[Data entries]

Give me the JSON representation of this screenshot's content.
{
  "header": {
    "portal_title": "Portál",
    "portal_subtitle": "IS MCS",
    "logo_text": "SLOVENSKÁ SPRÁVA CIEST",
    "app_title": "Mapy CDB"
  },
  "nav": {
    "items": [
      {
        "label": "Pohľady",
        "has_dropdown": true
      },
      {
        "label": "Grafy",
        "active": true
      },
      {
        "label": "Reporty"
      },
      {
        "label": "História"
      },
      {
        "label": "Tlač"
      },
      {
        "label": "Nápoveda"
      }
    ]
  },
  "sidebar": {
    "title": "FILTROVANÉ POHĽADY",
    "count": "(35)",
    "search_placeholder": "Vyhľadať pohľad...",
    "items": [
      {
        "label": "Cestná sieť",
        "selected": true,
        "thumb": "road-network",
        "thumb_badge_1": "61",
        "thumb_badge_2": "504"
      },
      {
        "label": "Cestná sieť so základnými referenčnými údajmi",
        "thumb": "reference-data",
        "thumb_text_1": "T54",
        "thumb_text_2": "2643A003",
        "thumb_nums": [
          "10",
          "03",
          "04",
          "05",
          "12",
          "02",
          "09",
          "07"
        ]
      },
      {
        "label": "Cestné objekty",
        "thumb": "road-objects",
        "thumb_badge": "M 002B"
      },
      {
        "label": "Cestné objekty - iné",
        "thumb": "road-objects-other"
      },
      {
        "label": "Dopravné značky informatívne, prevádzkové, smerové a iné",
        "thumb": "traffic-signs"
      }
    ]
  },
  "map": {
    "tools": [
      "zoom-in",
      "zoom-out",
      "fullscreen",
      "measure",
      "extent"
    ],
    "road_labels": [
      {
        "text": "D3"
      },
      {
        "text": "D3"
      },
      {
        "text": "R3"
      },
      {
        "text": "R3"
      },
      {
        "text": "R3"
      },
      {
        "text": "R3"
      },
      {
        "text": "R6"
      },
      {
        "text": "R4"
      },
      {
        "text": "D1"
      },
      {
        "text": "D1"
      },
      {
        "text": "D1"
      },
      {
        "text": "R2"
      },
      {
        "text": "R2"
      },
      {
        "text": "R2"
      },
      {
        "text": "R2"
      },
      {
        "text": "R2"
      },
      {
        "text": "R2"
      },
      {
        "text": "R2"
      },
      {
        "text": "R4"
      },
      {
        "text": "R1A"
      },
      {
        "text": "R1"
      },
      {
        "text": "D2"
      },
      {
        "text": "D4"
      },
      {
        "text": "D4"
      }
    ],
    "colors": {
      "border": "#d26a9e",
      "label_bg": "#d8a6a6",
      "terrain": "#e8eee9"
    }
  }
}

## WHAT IS EXPECTED
Write the material out again in its entirety, exactly as shown.

## THE RESULT
Give me the JSON representation of this screenshot's content.
{
  "header": {
    "portal_title": "Portál",
    "portal_subtitle": "IS MCS",
    "logo_text": "SLOVENSKÁ SPRÁVA CIEST",
    "app_title": "Mapy CDB"
  },
  "nav": {
    "items": [
      {
        "label": "Pohľady",
        "has_dropdown": true
      },
      {
        "label": "Grafy",
        "active": true
      },
      {
        "label": "Reporty"
      },
      {
        "label": "História"
      },
      {
        "label": "Tlač"
      },
      {
        "label": "Nápoveda"
      }
    ]
  },
  "sidebar": {
    "title": "FILTROVANÉ POHĽADY",
    "count": "(35)",
    "search_placeholder": "Vyhľadať pohľad...",
    "items": [
      {
        "label": "Cestná sieť",
        "selected": true,
        "thumb": "road-network",
        "thumb_badge_1": "61",
        "thumb_badge_2": "504"
      },
      {
        "label": "Cestná sieť so základnými referenčnými údajmi",
        "thumb": "reference-data",
        "thumb_text_1": "T54",
        "thumb_text_2": "2643A003",
        "thumb_nums": [
          "10",
          "03",
          "04",
          "05",
          "12",
          "02",
          "09",
          "07"
        ]
      },
      {
        "label": "Cestné objekty",
        "thumb": "road-objects",
        "thumb_badge": "M 002B"
      },
      {
        "label": "Cestné objekty - iné",
        "thumb": "road-objects-other"
      },
      {
        "label": "Dopravné značky informatívne, prevádzkové, smerové a iné",
        "thumb": "traffic-signs"
      }
    ]
  },
  "map": {
    "tools": [
      "zoom-in",
      "zoom-out",
      "fullscreen",
      "measure",
      "extent"
    ],
    "road_labels": [
      {
        "text": "D3"
      },
      {
        "text": "D3"
      },
      {
        "text": "R3"
      },
      {
        "text": "R3"
      },
      {
        "text": "R3"
      },
      {
        "text": "R3"
      },
      {
        "text": "R6"
      },
      {
        "text": "R4"
      },
      {
        "text": "D1"
      },
      {
        "text": "D1"
      },
      {
        "text": "D1"
      },
      {
        "text": "R2"
      },
      {
        "text": "R2"
      },
      {
        "text": "R2"
      },
      {
        "text": "R2"
      },
      {
        "text": "R2"
      },
      {
        "text": "R2"
      },
      {
        "text": "R2"
      },
      {
        "text": "R4"
      },
      {
        "text": "R1A"
      },
      {
        "text": "R1"
      },
      {
        "text": "D2"
      },
      {
        "text": "D4"
      },
      {
        "text": "D4"
      }
    ],
    "colors": {
      "border": "#d26a9e",
      "label_bg": "#d8a6a6",
      "terrain": "#e8eee9"
    }
  }
}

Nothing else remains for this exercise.